=== Exercise objective ===
Copy everything in the listing below word for word, apart from any images.

=== Data to process ===

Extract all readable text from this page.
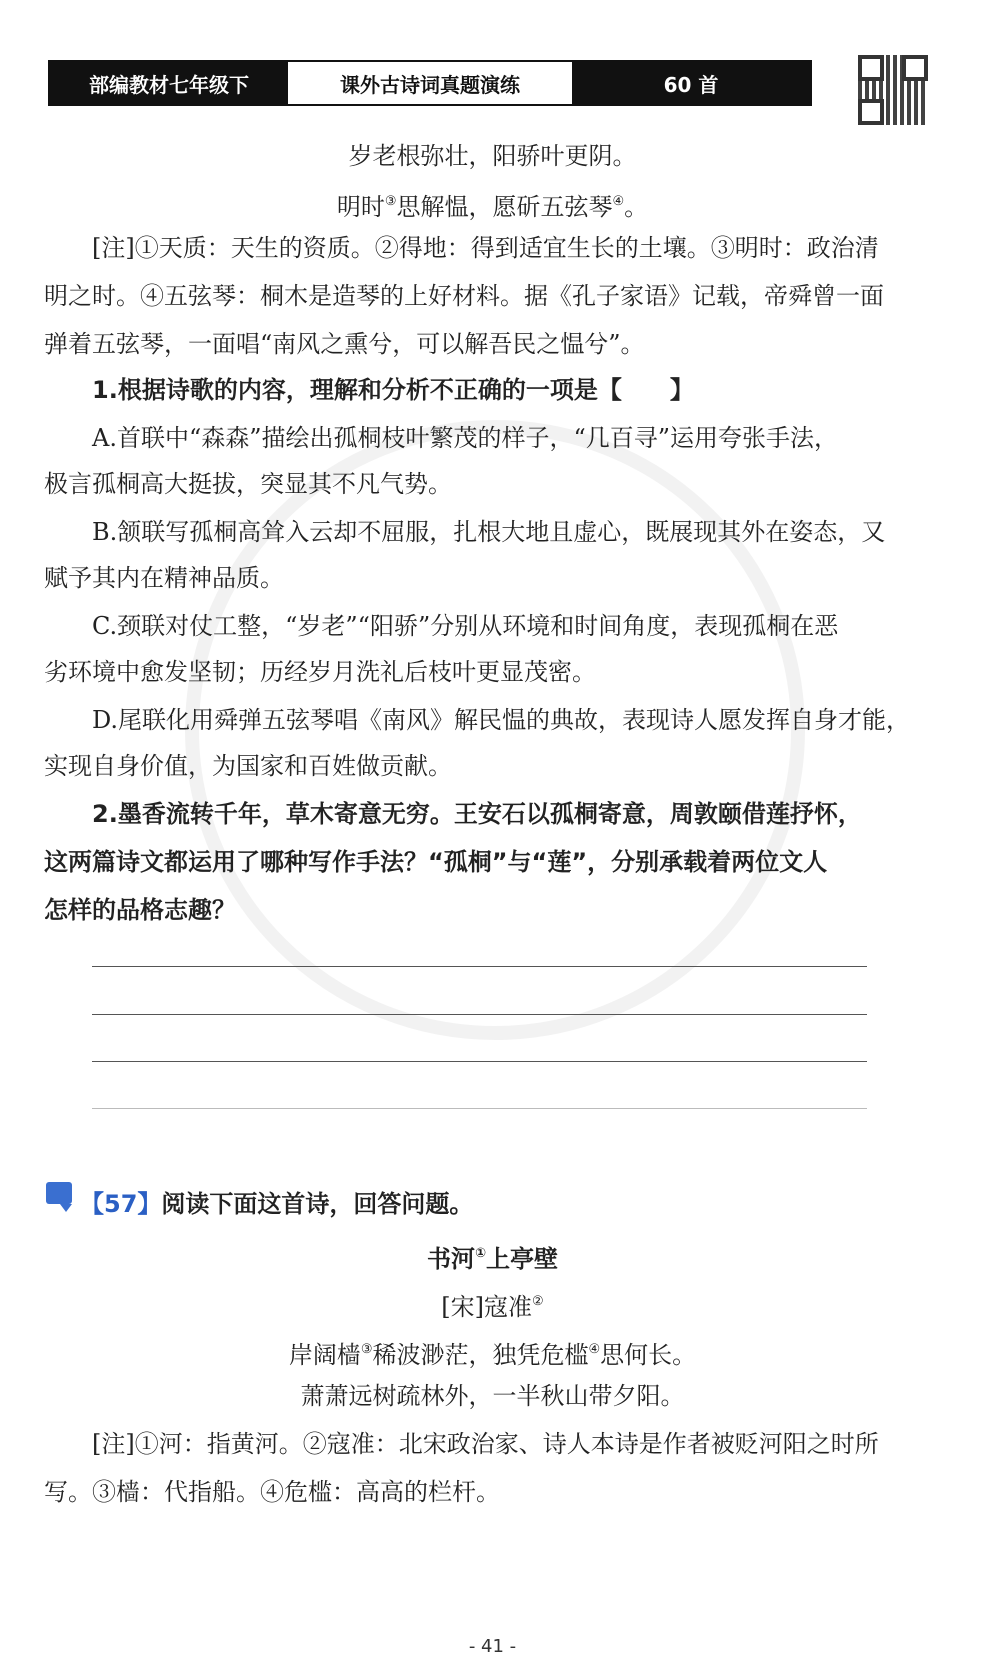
部编教材七年级下	课外古诗词真题演练	60 首
岁老根弥壮，阳骄叶更阴。
明时③思解愠，愿斫五弦琴④。
[注]①天质：天生的资质。②得地：得到适宜生长的土壤。③明时：政治清
明之时。④五弦琴：桐木是造琴的上好材料。据《孔子家语》记载，帝舜曾一面
弹着五弦琴，一面唱“南风之熏兮，可以解吾民之愠兮”。
1.根据诗歌的内容，理解和分析不正确的一项是【　　】
A.首联中“森森”描绘出孤桐枝叶繁茂的样子，“几百寻”运用夸张手法，
极言孤桐高大挺拔，突显其不凡气势。
B.颔联写孤桐高耸入云却不屈服，扎根大地且虚心，既展现其外在姿态，又
赋予其内在精神品质。
C.颈联对仗工整，“岁老”“阳骄”分别从环境和时间角度，表现孤桐在恶
劣环境中愈发坚韧；历经岁月洗礼后枝叶更显茂密。
D.尾联化用舜弹五弦琴唱《南风》解民愠的典故，表现诗人愿发挥自身才能，
实现自身价值，为国家和百姓做贡献。
2.墨香流转千年，草木寄意无穷。王安石以孤桐寄意，周敦颐借莲抒怀，
这两篇诗文都运用了哪种写作手法？“孤桐”与“莲”，分别承载着两位文人
怎样的品格志趣？
【57】阅读下面这首诗，回答问题。
书河①上亭壁
[宋]寇准②
岸阔樯③稀波渺茫，独凭危槛④思何长。
萧萧远树疏林外，一半秋山带夕阳。
[注]①河：指黄河。②寇准：北宋政治家、诗人本诗是作者被贬河阳之时所
写。③樯：代指船。④危槛：高高的栏杆。
- 41 -
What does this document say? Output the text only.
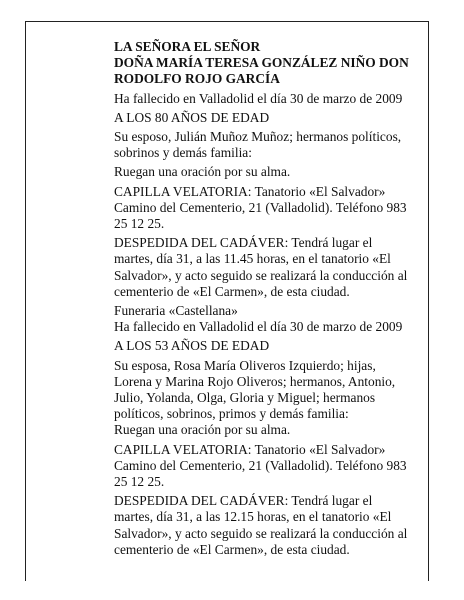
LA SEÑORA EL SEÑOR
DOÑA MARÍA TERESA GONZÁLEZ NIÑO DON
RODOLFO ROJO GARCÍA
Ha fallecido en Valladolid el día 30 de marzo de 2009
A LOS 80 AÑOS DE EDAD
Su esposo, Julián Muñoz Muñoz; hermanos políticos,
sobrinos y demás familia:
Ruegan una oración por su alma.
CAPILLA VELATORIA: Tanatorio «El Salvador»
Camino del Cementerio, 21 (Valladolid). Teléfono 983
25 12 25.
DESPEDIDA DEL CADÁVER: Tendrá lugar el
martes, día 31, a las 11.45 horas, en el tanatorio «El
Salvador», y acto seguido se realizará la conducción al
cementerio de «El Carmen», de esta ciudad.
Funeraria «Castellana»
Ha fallecido en Valladolid el día 30 de marzo de 2009
A LOS 53 AÑOS DE EDAD
Su esposa, Rosa María Oliveros Izquierdo; hijas,
Lorena y Marina Rojo Oliveros; hermanos, Antonio,
Julio, Yolanda, Olga, Gloria y Miguel; hermanos
políticos, sobrinos, primos y demás familia:
Ruegan una oración por su alma.
CAPILLA VELATORIA: Tanatorio «El Salvador»
Camino del Cementerio, 21 (Valladolid). Teléfono 983
25 12 25.
DESPEDIDA DEL CADÁVER: Tendrá lugar el
martes, día 31, a las 12.15 horas, en el tanatorio «El
Salvador», y acto seguido se realizará la conducción al
cementerio de «El Carmen», de esta ciudad.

=== Task result ===
Extract all readable text from this page.
部编教材七年级下	课外古诗词真题演练	60 首
岁老根弥壮，阳骄叶更阴。
明时③思解愠，愿斫五弦琴④。
[注]①天质：天生的资质。②得地：得到适宜生长的土壤。③明时：政治清
明之时。④五弦琴：桐木是造琴的上好材料。据《孔子家语》记载，帝舜曾一面
弹着五弦琴，一面唱“南风之熏兮，可以解吾民之愠兮”。
1.根据诗歌的内容，理解和分析不正确的一项是【　　】
A.首联中“森森”描绘出孤桐枝叶繁茂的样子，“几百寻”运用夸张手法，
极言孤桐高大挺拔，突显其不凡气势。
B.颔联写孤桐高耸入云却不屈服，扎根大地且虚心，既展现其外在姿态，又
赋予其内在精神品质。
C.颈联对仗工整，“岁老”“阳骄”分别从环境和时间角度，表现孤桐在恶
劣环境中愈发坚韧；历经岁月洗礼后枝叶更显茂密。
D.尾联化用舜弹五弦琴唱《南风》解民愠的典故，表现诗人愿发挥自身才能，
实现自身价值，为国家和百姓做贡献。
2.墨香流转千年，草木寄意无穷。王安石以孤桐寄意，周敦颐借莲抒怀，
这两篇诗文都运用了哪种写作手法？“孤桐”与“莲”，分别承载着两位文人
怎样的品格志趣？
【57】阅读下面这首诗，回答问题。
书河①上亭壁
[宋]寇准②
岸阔樯③稀波渺茫，独凭危槛④思何长。
萧萧远树疏林外，一半秋山带夕阳。
[注]①河：指黄河。②寇准：北宋政治家、诗人本诗是作者被贬河阳之时所
写。③樯：代指船。④危槛：高高的栏杆。
- 41 -
What does this document say? Output the text only.
LA SEÑORA EL SEÑOR
DOÑA MARÍA TERESA GONZÁLEZ NIÑO DON
RODOLFO ROJO GARCÍA
Ha fallecido en Valladolid el día 30 de marzo de 2009
A LOS 80 AÑOS DE EDAD
Su esposo, Julián Muñoz Muñoz; hermanos políticos,
sobrinos y demás familia:
Ruegan una oración por su alma.
CAPILLA VELATORIA: Tanatorio «El Salvador»
Camino del Cementerio, 21 (Valladolid). Teléfono 983
25 12 25.
DESPEDIDA DEL CADÁVER: Tendrá lugar el
martes, día 31, a las 11.45 horas, en el tanatorio «El
Salvador», y acto seguido se realizará la conducción al
cementerio de «El Carmen», de esta ciudad.
Funeraria «Castellana»
Ha fallecido en Valladolid el día 30 de marzo de 2009
A LOS 53 AÑOS DE EDAD
Su esposa, Rosa María Oliveros Izquierdo; hijas,
Lorena y Marina Rojo Oliveros; hermanos, Antonio,
Julio, Yolanda, Olga, Gloria y Miguel; hermanos
políticos, sobrinos, primos y demás familia:
Ruegan una oración por su alma.
CAPILLA VELATORIA: Tanatorio «El Salvador»
Camino del Cementerio, 21 (Valladolid). Teléfono 983
25 12 25.
DESPEDIDA DEL CADÁVER: Tendrá lugar el
martes, día 31, a las 12.15 horas, en el tanatorio «El
Salvador», y acto seguido se realizará la conducción al
cementerio de «El Carmen», de esta ciudad.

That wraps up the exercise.